Where does the string "username" appear in the records? Copy every line that contains it.

■ ■ ■ ■

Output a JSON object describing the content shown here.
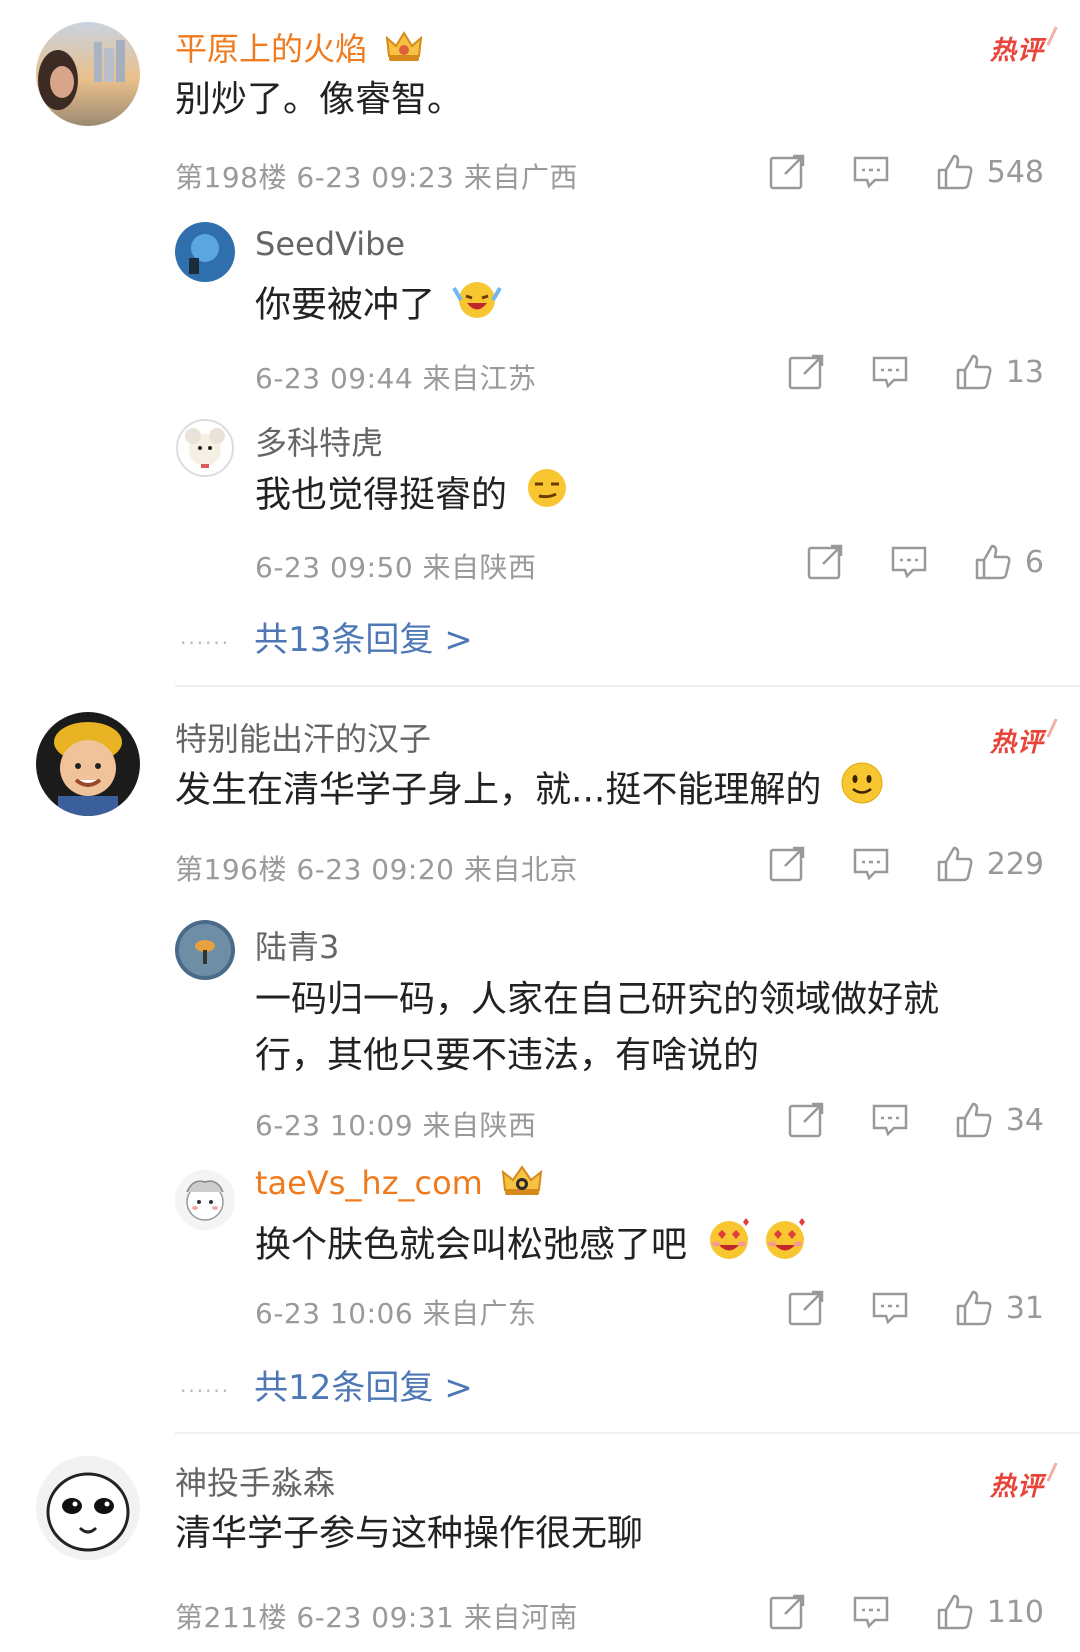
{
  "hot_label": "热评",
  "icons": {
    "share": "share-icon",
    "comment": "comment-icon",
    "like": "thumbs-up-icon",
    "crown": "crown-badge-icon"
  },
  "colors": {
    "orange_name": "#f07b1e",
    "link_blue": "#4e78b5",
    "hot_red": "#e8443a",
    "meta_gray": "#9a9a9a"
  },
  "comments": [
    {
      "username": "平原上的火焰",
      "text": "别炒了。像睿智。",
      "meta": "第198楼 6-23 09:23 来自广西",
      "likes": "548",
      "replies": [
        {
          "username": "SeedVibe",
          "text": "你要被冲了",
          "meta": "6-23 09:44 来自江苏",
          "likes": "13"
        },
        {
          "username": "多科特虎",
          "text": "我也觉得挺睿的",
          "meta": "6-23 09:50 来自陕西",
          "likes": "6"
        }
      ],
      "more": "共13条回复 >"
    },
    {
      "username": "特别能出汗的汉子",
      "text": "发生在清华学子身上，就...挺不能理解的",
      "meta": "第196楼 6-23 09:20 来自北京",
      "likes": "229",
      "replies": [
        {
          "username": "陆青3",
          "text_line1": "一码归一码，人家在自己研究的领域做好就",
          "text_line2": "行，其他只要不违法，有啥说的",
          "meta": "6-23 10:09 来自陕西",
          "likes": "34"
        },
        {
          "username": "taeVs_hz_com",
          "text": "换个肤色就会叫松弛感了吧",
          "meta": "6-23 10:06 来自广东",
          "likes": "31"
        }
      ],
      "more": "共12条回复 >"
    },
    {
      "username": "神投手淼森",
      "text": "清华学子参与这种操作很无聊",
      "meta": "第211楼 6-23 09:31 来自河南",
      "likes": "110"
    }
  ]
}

■ ■ ■ ■

> [Full output]
      "username": "平原上的火焰",
          "username": "SeedVibe",
          "username": "多科特虎",
      "username": "特别能出汗的汉子",
          "username": "陆青3",
          "username": "taeVs_hz_com",
      "username": "神投手淼森",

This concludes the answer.